(Work required):
Write out the whole listing word for word.

## START

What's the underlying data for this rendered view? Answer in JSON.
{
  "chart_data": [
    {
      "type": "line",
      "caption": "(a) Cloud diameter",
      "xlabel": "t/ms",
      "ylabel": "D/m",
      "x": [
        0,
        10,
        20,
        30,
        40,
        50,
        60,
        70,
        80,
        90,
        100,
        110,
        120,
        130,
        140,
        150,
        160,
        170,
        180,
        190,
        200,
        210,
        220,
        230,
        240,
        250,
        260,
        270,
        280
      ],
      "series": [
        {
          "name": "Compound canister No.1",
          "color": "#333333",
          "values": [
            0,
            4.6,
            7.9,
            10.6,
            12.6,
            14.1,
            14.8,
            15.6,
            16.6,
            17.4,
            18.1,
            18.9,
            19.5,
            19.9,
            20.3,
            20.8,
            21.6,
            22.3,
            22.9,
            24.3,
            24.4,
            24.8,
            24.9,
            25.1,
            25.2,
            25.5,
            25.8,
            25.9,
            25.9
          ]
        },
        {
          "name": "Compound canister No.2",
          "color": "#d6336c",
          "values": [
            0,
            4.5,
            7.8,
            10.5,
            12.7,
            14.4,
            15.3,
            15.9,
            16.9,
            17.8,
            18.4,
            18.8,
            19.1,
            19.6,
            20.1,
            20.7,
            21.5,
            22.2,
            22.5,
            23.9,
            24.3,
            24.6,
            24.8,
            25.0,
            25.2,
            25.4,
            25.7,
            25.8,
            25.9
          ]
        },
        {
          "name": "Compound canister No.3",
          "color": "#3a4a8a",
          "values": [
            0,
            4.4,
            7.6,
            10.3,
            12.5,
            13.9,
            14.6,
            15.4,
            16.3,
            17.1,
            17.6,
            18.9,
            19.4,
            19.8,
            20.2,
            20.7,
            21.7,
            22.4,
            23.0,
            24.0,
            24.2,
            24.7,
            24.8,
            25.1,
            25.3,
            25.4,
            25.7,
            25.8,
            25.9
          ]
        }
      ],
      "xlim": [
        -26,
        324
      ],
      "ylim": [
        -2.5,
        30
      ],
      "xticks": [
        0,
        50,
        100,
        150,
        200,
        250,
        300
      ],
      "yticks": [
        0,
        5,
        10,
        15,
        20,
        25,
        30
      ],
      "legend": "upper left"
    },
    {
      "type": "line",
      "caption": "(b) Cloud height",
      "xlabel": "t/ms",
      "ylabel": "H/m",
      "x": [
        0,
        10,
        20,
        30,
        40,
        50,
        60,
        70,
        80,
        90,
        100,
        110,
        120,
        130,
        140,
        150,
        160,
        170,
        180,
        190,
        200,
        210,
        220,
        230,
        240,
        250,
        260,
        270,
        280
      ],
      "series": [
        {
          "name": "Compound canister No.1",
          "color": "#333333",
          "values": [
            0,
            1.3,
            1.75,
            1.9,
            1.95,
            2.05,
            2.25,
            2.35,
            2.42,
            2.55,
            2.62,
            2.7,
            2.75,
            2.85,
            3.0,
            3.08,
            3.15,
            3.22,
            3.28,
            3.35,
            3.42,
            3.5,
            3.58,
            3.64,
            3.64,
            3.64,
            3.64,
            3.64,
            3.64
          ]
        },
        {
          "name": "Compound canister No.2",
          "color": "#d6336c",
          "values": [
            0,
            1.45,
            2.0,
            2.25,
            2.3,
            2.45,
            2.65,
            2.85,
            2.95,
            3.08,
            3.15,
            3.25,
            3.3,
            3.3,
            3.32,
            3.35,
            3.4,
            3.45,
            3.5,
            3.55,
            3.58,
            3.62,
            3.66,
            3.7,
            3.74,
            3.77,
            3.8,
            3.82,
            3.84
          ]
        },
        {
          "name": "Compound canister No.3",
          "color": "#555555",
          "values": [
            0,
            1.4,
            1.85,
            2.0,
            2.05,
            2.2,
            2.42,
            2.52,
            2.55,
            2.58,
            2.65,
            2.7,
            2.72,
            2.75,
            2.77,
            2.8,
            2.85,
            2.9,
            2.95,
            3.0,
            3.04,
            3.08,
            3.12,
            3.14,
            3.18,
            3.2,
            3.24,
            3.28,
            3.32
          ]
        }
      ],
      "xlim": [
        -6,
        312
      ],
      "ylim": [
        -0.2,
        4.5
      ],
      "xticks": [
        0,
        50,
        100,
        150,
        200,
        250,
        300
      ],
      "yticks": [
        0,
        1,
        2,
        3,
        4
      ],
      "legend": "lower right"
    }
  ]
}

## END

(Written response):
What's the underlying data for this rendered view? Answer in JSON.
{
  "chart_data": [
    {
      "type": "line",
      "caption": "(a) Cloud diameter",
      "xlabel": "t/ms",
      "ylabel": "D/m",
      "x": [
        0,
        10,
        20,
        30,
        40,
        50,
        60,
        70,
        80,
        90,
        100,
        110,
        120,
        130,
        140,
        150,
        160,
        170,
        180,
        190,
        200,
        210,
        220,
        230,
        240,
        250,
        260,
        270,
        280
      ],
      "series": [
        {
          "name": "Compound canister No.1",
          "color": "#333333",
          "values": [
            0,
            4.6,
            7.9,
            10.6,
            12.6,
            14.1,
            14.8,
            15.6,
            16.6,
            17.4,
            18.1,
            18.9,
            19.5,
            19.9,
            20.3,
            20.8,
            21.6,
            22.3,
            22.9,
            24.3,
            24.4,
            24.8,
            24.9,
            25.1,
            25.2,
            25.5,
            25.8,
            25.9,
            25.9
          ]
        },
        {
          "name": "Compound canister No.2",
          "color": "#d6336c",
          "values": [
            0,
            4.5,
            7.8,
            10.5,
            12.7,
            14.4,
            15.3,
            15.9,
            16.9,
            17.8,
            18.4,
            18.8,
            19.1,
            19.6,
            20.1,
            20.7,
            21.5,
            22.2,
            22.5,
            23.9,
            24.3,
            24.6,
            24.8,
            25.0,
            25.2,
            25.4,
            25.7,
            25.8,
            25.9
          ]
        },
        {
          "name": "Compound canister No.3",
          "color": "#3a4a8a",
          "values": [
            0,
            4.4,
            7.6,
            10.3,
            12.5,
            13.9,
            14.6,
            15.4,
            16.3,
            17.1,
            17.6,
            18.9,
            19.4,
            19.8,
            20.2,
            20.7,
            21.7,
            22.4,
            23.0,
            24.0,
            24.2,
            24.7,
            24.8,
            25.1,
            25.3,
            25.4,
            25.7,
            25.8,
            25.9
          ]
        }
      ],
      "xlim": [
        -26,
        324
      ],
      "ylim": [
        -2.5,
        30
      ],
      "xticks": [
        0,
        50,
        100,
        150,
        200,
        250,
        300
      ],
      "yticks": [
        0,
        5,
        10,
        15,
        20,
        25,
        30
      ],
      "legend": "upper left"
    },
    {
      "type": "line",
      "caption": "(b) Cloud height",
      "xlabel": "t/ms",
      "ylabel": "H/m",
      "x": [
        0,
        10,
        20,
        30,
        40,
        50,
        60,
        70,
        80,
        90,
        100,
        110,
        120,
        130,
        140,
        150,
        160,
        170,
        180,
        190,
        200,
        210,
        220,
        230,
        240,
        250,
        260,
        270,
        280
      ],
      "series": [
        {
          "name": "Compound canister No.1",
          "color": "#333333",
          "values": [
            0,
            1.3,
            1.75,
            1.9,
            1.95,
            2.05,
            2.25,
            2.35,
            2.42,
            2.55,
            2.62,
            2.7,
            2.75,
            2.85,
            3.0,
            3.08,
            3.15,
            3.22,
            3.28,
            3.35,
            3.42,
            3.5,
            3.58,
            3.64,
            3.64,
            3.64,
            3.64,
            3.64,
            3.64
          ]
        },
        {
          "name": "Compound canister No.2",
          "color": "#d6336c",
          "values": [
            0,
            1.45,
            2.0,
            2.25,
            2.3,
            2.45,
            2.65,
            2.85,
            2.95,
            3.08,
            3.15,
            3.25,
            3.3,
            3.3,
            3.32,
            3.35,
            3.4,
            3.45,
            3.5,
            3.55,
            3.58,
            3.62,
            3.66,
            3.7,
            3.74,
            3.77,
            3.8,
            3.82,
            3.84
          ]
        },
        {
          "name": "Compound canister No.3",
          "color": "#555555",
          "values": [
            0,
            1.4,
            1.85,
            2.0,
            2.05,
            2.2,
            2.42,
            2.52,
            2.55,
            2.58,
            2.65,
            2.7,
            2.72,
            2.75,
            2.77,
            2.8,
            2.85,
            2.9,
            2.95,
            3.0,
            3.04,
            3.08,
            3.12,
            3.14,
            3.18,
            3.2,
            3.24,
            3.28,
            3.32
          ]
        }
      ],
      "xlim": [
        -6,
        312
      ],
      "ylim": [
        -0.2,
        4.5
      ],
      "xticks": [
        0,
        50,
        100,
        150,
        200,
        250,
        300
      ],
      "yticks": [
        0,
        1,
        2,
        3,
        4
      ],
      "legend": "lower right"
    }
  ]
}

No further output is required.